What is needed: In the tutorial below, list every expression typed at the >>> prompt that uses the / division operator.

Try typing some math, and then hitting enter:
>>> 2 + 2
4
>>>

Look at that!  We have a fancy calculator.  How smart is the calculator?
>>> 4 * 20
80
>>> 45 / 5
9
>>> ((5 * 5) - 1) / 3
8
>>> (5 + 5 - 1) / 3
3
>>> 

It supports all the basic math operations, and parenthesis to control which operations happen first.  Let us see what happens if we do a division which results in a fraction of a number:
>>> 12 / 10
1

That isn't what you'd expect to see, was it?  What happened here is that when Python sees numbers like 12 and 10, it assumes that they are integers (whole numbers).  When it divides an integer by an integer, it gives an integer as a result.  You can use the modulus operator (%) to get the remainder:
>>> 12 % 10
2

You can also use 12.0 and 10.0 to let Python know that these are floating point numbers (numbers with decimal places):
>>> 12.0 / 10.0
1.2

Let's try one last mathematical operation:
>>> 10 / 0

Traceback (most recent call last):
  File "<pyshell#11>", line 1, in <module>
    10 / 0
ZeroDivisionError: integer division or modulo by zero

What happened here?  Well, if you remember your math, you know that it is not possible to divide by zero: the result would be infinity (when you divide by smaller and smaller numbers, the result keeps getting bigger).  Python lets you know that something was wrong with your instructions, and an error occurred.  

Seeing errors reported is something that you will see quite often while programming.  The division by zero is pretty rare, but there are lots of other errors that can happen when Python goes to execute the instructions you provide for it.  If something goes wrong, your program will stop, and there will be an error message like this displayed.  By looking at the error message and the line that it occurred at, you can go and fix the problem and try it again.

*Strings*

You've seen that there are two types of numbers; integers (whole numbers) and floats (numbers with decimal places).  Numbers are handy, and we use them for almost everything in programming, but they are not good for everything.  What if you want to display a message on the screen, or store a name?  We need to be able to handle text as well, and in programming terms we call pieces of text 'strings'.

To show that something is a string, just put in in quotes:
>>> "Hello World!"
'Hello World!'

You can even perform some mathematical operations on strings:
>>> "Hello" + "World"
'HelloWorld'

but not others:
>>> "Hello" - "World"

Traceback (most recent call last):
  File "<pyshell#14>", line 1, in <module>
    "Hello" - "World"
TypeError: unsupported operand type(s) for -: 'str' and 'str'
>>> 

*Variables*

A variable is named storage location.  You can think of it as a box with a label on it.  You can put anything that you want into the box, or take something out of the box and put something else into it.  The box can only hold one "thing" at a time.

Data excerpt:
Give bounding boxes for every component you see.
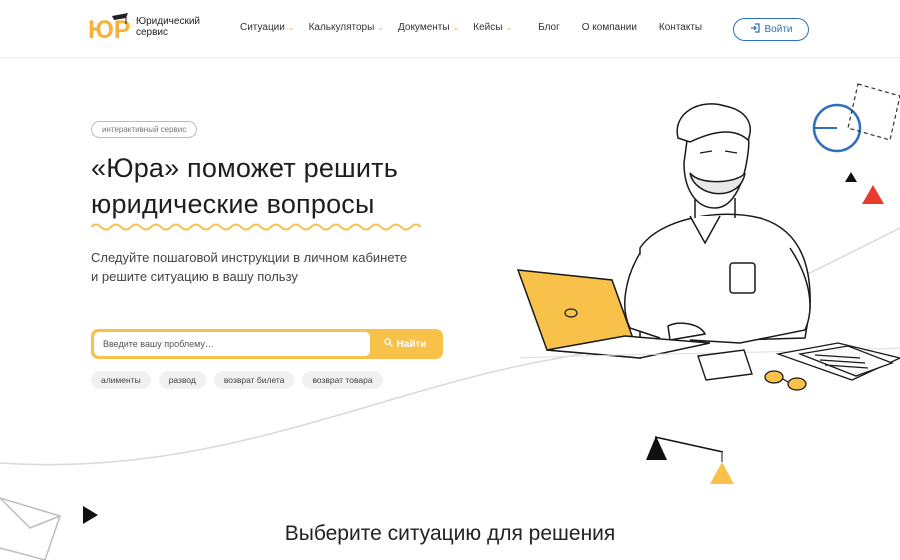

Task answer:
- 45 / 5
- ((5 * 5) - 1) / 3
- (5 + 5 - 1) / 3
- 12 / 10
- 12.0 / 10.0
- 10 / 0